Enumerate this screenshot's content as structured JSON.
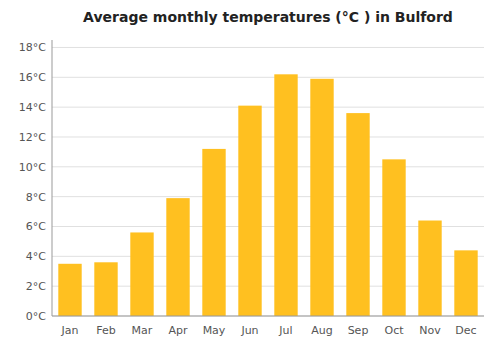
{
  "chart_data": {
    "type": "bar",
    "title": "Average monthly temperatures (°C ) in Bulford",
    "categories": [
      "Jan",
      "Feb",
      "Mar",
      "Apr",
      "May",
      "Jun",
      "Jul",
      "Aug",
      "Sep",
      "Oct",
      "Nov",
      "Dec"
    ],
    "values": [
      3.5,
      3.6,
      5.6,
      7.9,
      11.2,
      14.1,
      16.2,
      15.9,
      13.6,
      10.5,
      6.4,
      4.4
    ],
    "color": "#FFC020",
    "ylim": [
      0,
      18.5
    ],
    "yticks": [
      {
        "value": 0,
        "label": "0°C"
      },
      {
        "value": 2,
        "label": "2°C"
      },
      {
        "value": 4,
        "label": "4°C"
      },
      {
        "value": 6,
        "label": "6°C"
      },
      {
        "value": 8,
        "label": "8°C"
      },
      {
        "value": 10,
        "label": "10°C"
      },
      {
        "value": 12,
        "label": "12°C"
      },
      {
        "value": 14,
        "label": "14°C"
      },
      {
        "value": 16,
        "label": "16°C"
      },
      {
        "value": 18,
        "label": "18°C"
      }
    ],
    "grid": true
  }
}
------
_WHAT IS REQUIRED_: Could you reproduce every record above exactly, leaving out the pictures?

_REPLY TO THE EXERCISE_:
Enumerate this screenshot's content as structured JSON.
{
  "chart_data": {
    "type": "bar",
    "title": "Average monthly temperatures (°C ) in Bulford",
    "categories": [
      "Jan",
      "Feb",
      "Mar",
      "Apr",
      "May",
      "Jun",
      "Jul",
      "Aug",
      "Sep",
      "Oct",
      "Nov",
      "Dec"
    ],
    "values": [
      3.5,
      3.6,
      5.6,
      7.9,
      11.2,
      14.1,
      16.2,
      15.9,
      13.6,
      10.5,
      6.4,
      4.4
    ],
    "color": "#FFC020",
    "ylim": [
      0,
      18.5
    ],
    "yticks": [
      {
        "value": 0,
        "label": "0°C"
      },
      {
        "value": 2,
        "label": "2°C"
      },
      {
        "value": 4,
        "label": "4°C"
      },
      {
        "value": 6,
        "label": "6°C"
      },
      {
        "value": 8,
        "label": "8°C"
      },
      {
        "value": 10,
        "label": "10°C"
      },
      {
        "value": 12,
        "label": "12°C"
      },
      {
        "value": 14,
        "label": "14°C"
      },
      {
        "value": 16,
        "label": "16°C"
      },
      {
        "value": 18,
        "label": "18°C"
      }
    ],
    "grid": true
  }
}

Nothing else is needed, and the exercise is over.